Your instructions: Summarize the event announcement below in two sentences.

═══ Excerpt

Ron Athey at Skopje Pride Weekend 2019

Ron Athey at Skopje Pride Weekend 2019

7 June (Friday)

21:00

Museum of Contemporary Art

Acephalous Monster

Ron Athey

 

Best known for his boundary-pushing body mutilations, Ron Athey has been pursuing the transcendent and sublime for more than three decades. After the Death of God (famously proclaimed by the philosopher Nietzsche who anticipated the end of religion in Western society), Athey considers it one of the artist’s roles to invent new forms of ritual and celebration, to conjure the sacred as an antidote to the empty individualism of contemporary life. For his new work, Acephalous Monster, Athey turns to the Acéphale, the figure of the headless man, which inspired George Bataille’s secret society of the same name to combat nihilism and fascism before the Second World War in France. The headless or beheaded man is a powerful symbol of radical transformation, the driving force of all of Athey’s performances pushing towards the merging of humans and gods.

Acephalous Monster is a solo performance with projections, readings, lectures, appropriated text and sound.

══════
═══ Data records

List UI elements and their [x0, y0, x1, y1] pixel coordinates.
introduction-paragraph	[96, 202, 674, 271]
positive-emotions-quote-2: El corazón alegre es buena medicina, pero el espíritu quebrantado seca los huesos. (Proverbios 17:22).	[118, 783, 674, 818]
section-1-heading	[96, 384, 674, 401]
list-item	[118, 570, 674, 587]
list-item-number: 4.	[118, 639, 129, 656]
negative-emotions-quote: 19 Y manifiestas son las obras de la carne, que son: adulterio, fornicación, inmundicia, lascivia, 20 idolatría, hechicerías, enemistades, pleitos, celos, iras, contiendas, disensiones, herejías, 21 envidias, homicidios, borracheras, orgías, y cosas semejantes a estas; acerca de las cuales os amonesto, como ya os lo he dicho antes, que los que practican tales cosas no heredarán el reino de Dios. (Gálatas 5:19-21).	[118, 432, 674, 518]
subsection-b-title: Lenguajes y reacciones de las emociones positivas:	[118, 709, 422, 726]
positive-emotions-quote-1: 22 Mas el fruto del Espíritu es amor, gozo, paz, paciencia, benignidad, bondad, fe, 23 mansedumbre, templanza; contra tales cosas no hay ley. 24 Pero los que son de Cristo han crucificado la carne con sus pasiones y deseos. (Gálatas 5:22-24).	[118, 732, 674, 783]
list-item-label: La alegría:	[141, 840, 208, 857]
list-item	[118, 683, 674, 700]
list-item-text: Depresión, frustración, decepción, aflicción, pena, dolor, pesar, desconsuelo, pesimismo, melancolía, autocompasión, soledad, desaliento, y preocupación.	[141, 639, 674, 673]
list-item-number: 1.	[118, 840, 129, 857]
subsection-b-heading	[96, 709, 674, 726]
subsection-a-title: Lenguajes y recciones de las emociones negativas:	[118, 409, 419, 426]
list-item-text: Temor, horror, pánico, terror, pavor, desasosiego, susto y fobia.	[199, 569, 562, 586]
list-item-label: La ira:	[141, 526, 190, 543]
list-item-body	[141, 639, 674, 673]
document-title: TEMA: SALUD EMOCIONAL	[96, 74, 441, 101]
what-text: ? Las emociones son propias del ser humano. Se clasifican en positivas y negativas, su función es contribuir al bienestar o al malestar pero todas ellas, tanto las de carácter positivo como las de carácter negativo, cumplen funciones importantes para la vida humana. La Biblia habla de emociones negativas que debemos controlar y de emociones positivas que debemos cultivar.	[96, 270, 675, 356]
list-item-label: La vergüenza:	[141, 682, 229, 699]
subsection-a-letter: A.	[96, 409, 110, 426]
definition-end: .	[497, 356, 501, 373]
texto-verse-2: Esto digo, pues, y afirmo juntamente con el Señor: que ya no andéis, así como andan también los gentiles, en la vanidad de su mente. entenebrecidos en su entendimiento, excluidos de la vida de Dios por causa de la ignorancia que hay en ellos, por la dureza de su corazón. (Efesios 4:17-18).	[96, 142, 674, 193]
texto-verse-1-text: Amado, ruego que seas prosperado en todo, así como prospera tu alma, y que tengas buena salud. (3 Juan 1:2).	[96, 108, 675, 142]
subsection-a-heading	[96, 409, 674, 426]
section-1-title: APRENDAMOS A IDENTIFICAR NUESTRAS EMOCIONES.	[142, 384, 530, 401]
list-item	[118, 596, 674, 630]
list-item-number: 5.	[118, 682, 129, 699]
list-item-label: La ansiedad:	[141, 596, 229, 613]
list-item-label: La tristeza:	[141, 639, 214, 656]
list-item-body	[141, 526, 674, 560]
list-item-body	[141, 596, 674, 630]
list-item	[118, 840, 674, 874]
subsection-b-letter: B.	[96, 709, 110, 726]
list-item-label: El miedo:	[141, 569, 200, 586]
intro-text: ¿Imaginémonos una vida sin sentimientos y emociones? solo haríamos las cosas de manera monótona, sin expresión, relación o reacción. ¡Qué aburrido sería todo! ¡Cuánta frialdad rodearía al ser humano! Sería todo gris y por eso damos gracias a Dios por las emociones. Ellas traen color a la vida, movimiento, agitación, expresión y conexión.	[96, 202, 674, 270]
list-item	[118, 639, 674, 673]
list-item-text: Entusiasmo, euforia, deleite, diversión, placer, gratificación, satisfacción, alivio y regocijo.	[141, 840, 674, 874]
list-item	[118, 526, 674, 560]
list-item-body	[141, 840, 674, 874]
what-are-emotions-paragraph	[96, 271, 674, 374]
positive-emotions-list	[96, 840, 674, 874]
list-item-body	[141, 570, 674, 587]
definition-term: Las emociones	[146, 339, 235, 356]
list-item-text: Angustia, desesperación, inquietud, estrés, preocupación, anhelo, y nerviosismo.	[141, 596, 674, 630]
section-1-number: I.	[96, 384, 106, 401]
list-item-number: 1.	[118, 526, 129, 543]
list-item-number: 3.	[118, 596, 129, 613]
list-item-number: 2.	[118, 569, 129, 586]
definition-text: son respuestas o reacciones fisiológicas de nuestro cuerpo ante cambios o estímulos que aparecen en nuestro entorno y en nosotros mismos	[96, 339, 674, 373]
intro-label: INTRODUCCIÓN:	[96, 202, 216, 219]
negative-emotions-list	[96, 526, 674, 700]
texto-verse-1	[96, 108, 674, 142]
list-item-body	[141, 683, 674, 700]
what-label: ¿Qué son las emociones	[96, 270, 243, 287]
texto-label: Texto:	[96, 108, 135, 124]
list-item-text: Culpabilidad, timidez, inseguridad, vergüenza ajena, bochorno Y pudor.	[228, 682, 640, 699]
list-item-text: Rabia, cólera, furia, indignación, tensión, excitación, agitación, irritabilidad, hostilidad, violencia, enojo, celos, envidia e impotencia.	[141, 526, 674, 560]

══════

Reply: As part of Skopje Pride Weekend 2019, Ron Athey, best known for his boundary-pushing body mutilations, presents Acephalous Monster at the Museum of Contemporary Art on Friday, 7 June, at 21:00. This solo performance with projections, readings, lectures, appropriated text and sound turns to the Acéphale, the figure of the headless man and a powerful symbol of radical transformation that inspired Bataille's secret society of the same name.